What you will do: Gather the lines that hold the string "YOUR".
** start Source data **
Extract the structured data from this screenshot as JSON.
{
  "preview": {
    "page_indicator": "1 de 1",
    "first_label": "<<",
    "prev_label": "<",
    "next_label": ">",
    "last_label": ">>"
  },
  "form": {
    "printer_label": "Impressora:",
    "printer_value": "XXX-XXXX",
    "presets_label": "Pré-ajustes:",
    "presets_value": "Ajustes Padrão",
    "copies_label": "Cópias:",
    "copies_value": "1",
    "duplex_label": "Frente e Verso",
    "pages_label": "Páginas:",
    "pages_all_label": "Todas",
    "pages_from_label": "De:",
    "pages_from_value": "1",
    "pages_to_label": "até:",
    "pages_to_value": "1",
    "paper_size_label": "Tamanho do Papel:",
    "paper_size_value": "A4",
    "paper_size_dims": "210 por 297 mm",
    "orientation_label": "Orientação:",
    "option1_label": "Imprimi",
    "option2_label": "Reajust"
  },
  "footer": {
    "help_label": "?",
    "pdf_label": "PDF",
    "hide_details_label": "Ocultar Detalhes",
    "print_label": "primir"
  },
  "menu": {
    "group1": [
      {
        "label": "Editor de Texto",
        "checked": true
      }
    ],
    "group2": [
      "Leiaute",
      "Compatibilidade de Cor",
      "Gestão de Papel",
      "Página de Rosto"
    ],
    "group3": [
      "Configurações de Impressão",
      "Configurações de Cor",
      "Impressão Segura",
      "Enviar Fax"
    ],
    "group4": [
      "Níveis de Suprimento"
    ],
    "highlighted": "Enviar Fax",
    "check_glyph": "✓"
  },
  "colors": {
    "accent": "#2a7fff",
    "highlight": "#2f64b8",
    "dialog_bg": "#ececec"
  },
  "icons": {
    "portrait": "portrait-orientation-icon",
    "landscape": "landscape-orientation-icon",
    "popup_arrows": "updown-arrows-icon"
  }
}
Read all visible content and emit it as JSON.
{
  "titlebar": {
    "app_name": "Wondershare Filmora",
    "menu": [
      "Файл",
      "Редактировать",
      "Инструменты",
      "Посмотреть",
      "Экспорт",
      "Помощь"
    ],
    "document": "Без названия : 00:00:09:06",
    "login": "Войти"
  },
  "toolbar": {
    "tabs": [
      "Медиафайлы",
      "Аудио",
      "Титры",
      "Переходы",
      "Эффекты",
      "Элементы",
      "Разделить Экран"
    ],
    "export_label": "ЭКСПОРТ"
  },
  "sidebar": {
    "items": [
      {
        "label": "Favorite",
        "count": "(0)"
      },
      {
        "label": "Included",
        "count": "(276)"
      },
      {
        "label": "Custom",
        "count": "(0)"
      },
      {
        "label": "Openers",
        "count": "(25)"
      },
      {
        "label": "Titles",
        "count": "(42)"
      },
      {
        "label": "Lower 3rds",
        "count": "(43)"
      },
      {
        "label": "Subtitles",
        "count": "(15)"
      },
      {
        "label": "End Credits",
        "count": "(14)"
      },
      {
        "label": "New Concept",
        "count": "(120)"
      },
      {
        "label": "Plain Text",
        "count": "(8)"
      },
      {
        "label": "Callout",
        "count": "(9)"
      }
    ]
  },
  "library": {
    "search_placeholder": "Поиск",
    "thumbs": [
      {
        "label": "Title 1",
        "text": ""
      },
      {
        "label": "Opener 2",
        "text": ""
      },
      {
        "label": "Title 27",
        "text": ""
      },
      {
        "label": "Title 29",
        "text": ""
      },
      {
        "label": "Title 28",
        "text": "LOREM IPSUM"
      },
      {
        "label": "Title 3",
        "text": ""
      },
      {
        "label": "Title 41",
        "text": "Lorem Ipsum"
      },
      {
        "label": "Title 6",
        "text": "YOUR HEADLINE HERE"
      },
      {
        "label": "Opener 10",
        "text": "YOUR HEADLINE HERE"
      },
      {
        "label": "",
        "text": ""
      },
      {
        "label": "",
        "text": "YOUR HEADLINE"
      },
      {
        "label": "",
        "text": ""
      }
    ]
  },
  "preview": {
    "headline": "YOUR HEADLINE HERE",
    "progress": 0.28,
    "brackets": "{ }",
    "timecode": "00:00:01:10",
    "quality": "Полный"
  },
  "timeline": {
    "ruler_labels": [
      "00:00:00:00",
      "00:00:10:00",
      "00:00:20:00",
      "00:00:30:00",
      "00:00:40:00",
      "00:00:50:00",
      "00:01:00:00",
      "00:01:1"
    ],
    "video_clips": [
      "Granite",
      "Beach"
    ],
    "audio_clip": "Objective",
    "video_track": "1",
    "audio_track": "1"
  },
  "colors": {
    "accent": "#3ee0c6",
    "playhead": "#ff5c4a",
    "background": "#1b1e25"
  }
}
** end Source data **
Complete answer:
        "text": "YOUR HEADLINE HERE"
        "text": "YOUR HEADLINE HERE"
        "text": "YOUR HEADLINE"
    "headline": "YOUR HEADLINE HERE",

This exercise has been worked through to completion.